# Start of DATA PROVIDED

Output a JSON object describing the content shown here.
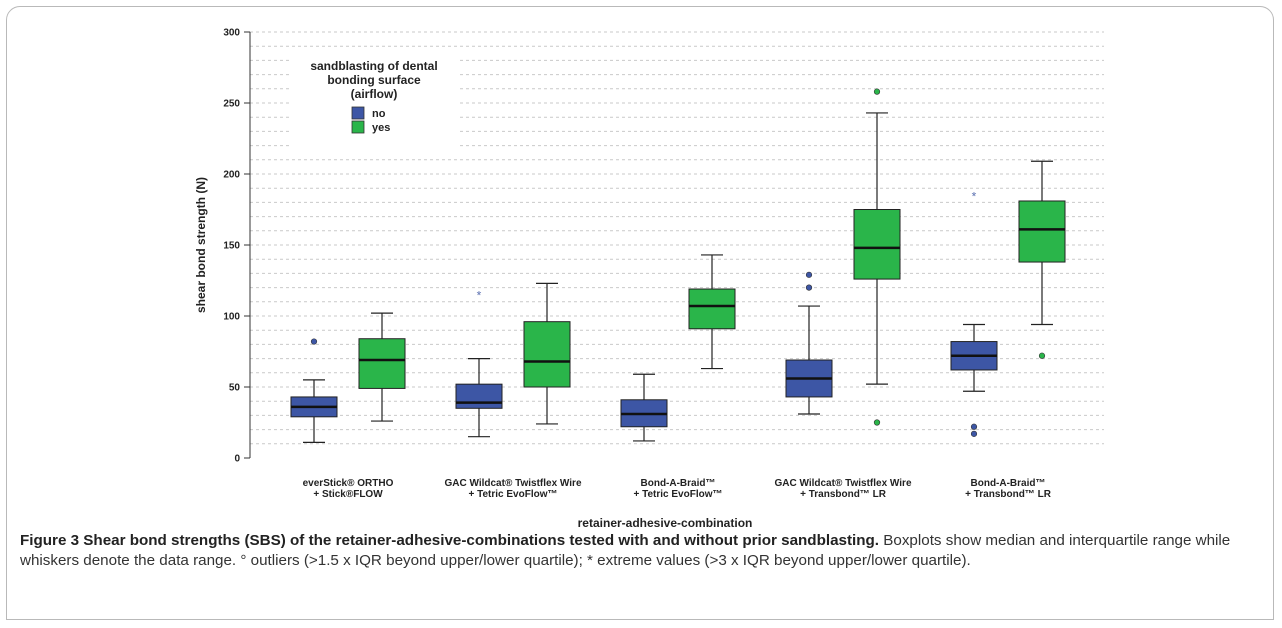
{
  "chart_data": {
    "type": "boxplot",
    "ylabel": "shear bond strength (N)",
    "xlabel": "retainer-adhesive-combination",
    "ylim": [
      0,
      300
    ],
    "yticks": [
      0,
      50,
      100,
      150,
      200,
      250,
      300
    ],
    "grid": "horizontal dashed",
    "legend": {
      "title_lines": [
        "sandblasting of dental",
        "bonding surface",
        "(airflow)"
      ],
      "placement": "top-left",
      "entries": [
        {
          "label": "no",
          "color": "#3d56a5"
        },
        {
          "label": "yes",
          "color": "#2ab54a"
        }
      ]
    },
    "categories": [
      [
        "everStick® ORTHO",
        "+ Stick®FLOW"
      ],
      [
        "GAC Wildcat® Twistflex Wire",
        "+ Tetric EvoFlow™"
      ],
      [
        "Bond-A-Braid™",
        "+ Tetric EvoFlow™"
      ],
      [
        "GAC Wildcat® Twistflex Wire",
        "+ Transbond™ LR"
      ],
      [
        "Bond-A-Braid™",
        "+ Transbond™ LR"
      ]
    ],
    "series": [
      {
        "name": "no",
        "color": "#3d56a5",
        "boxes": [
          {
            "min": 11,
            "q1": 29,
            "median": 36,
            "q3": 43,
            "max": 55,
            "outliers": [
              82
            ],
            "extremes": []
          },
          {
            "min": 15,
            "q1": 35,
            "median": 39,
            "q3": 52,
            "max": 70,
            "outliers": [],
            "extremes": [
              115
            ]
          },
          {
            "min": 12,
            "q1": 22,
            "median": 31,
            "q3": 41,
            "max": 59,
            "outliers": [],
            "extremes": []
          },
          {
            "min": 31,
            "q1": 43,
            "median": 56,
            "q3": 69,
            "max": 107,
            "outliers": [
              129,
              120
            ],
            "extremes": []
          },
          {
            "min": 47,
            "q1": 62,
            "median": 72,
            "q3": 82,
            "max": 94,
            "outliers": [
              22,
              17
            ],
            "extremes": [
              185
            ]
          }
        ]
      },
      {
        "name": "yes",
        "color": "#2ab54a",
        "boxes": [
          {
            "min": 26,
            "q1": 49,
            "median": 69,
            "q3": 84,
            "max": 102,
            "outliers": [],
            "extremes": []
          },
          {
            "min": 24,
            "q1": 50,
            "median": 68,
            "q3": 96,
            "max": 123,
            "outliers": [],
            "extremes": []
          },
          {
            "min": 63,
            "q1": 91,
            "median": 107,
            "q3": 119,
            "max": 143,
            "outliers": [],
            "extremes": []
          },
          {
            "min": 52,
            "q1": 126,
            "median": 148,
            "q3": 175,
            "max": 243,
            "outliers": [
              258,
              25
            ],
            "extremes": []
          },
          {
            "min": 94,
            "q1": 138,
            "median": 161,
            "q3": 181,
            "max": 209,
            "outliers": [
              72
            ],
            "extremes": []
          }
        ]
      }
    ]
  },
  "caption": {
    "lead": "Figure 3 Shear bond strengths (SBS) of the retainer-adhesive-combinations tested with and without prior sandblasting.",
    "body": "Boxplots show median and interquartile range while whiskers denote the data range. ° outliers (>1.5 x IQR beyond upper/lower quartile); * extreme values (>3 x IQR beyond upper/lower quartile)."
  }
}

# End of DATA PROVIDED

> WHAT THE TASK REQUIRES: The pictures should not appear in the copy; every other part of the records above must be returned exactly.

> FINISHED EXERCISE:
Output a JSON object describing the content shown here.
{
  "chart_data": {
    "type": "boxplot",
    "ylabel": "shear bond strength (N)",
    "xlabel": "retainer-adhesive-combination",
    "ylim": [
      0,
      300
    ],
    "yticks": [
      0,
      50,
      100,
      150,
      200,
      250,
      300
    ],
    "grid": "horizontal dashed",
    "legend": {
      "title_lines": [
        "sandblasting of dental",
        "bonding surface",
        "(airflow)"
      ],
      "placement": "top-left",
      "entries": [
        {
          "label": "no",
          "color": "#3d56a5"
        },
        {
          "label": "yes",
          "color": "#2ab54a"
        }
      ]
    },
    "categories": [
      [
        "everStick® ORTHO",
        "+ Stick®FLOW"
      ],
      [
        "GAC Wildcat® Twistflex Wire",
        "+ Tetric EvoFlow™"
      ],
      [
        "Bond-A-Braid™",
        "+ Tetric EvoFlow™"
      ],
      [
        "GAC Wildcat® Twistflex Wire",
        "+ Transbond™ LR"
      ],
      [
        "Bond-A-Braid™",
        "+ Transbond™ LR"
      ]
    ],
    "series": [
      {
        "name": "no",
        "color": "#3d56a5",
        "boxes": [
          {
            "min": 11,
            "q1": 29,
            "median": 36,
            "q3": 43,
            "max": 55,
            "outliers": [
              82
            ],
            "extremes": []
          },
          {
            "min": 15,
            "q1": 35,
            "median": 39,
            "q3": 52,
            "max": 70,
            "outliers": [],
            "extremes": [
              115
            ]
          },
          {
            "min": 12,
            "q1": 22,
            "median": 31,
            "q3": 41,
            "max": 59,
            "outliers": [],
            "extremes": []
          },
          {
            "min": 31,
            "q1": 43,
            "median": 56,
            "q3": 69,
            "max": 107,
            "outliers": [
              129,
              120
            ],
            "extremes": []
          },
          {
            "min": 47,
            "q1": 62,
            "median": 72,
            "q3": 82,
            "max": 94,
            "outliers": [
              22,
              17
            ],
            "extremes": [
              185
            ]
          }
        ]
      },
      {
        "name": "yes",
        "color": "#2ab54a",
        "boxes": [
          {
            "min": 26,
            "q1": 49,
            "median": 69,
            "q3": 84,
            "max": 102,
            "outliers": [],
            "extremes": []
          },
          {
            "min": 24,
            "q1": 50,
            "median": 68,
            "q3": 96,
            "max": 123,
            "outliers": [],
            "extremes": []
          },
          {
            "min": 63,
            "q1": 91,
            "median": 107,
            "q3": 119,
            "max": 143,
            "outliers": [],
            "extremes": []
          },
          {
            "min": 52,
            "q1": 126,
            "median": 148,
            "q3": 175,
            "max": 243,
            "outliers": [
              258,
              25
            ],
            "extremes": []
          },
          {
            "min": 94,
            "q1": 138,
            "median": 161,
            "q3": 181,
            "max": 209,
            "outliers": [
              72
            ],
            "extremes": []
          }
        ]
      }
    ]
  },
  "caption": {
    "lead": "Figure 3 Shear bond strengths (SBS) of the retainer-adhesive-combinations tested with and without prior sandblasting.",
    "body": "Boxplots show median and interquartile range while whiskers denote the data range. ° outliers (>1.5 x IQR beyond upper/lower quartile); * extreme values (>3 x IQR beyond upper/lower quartile)."
  }
}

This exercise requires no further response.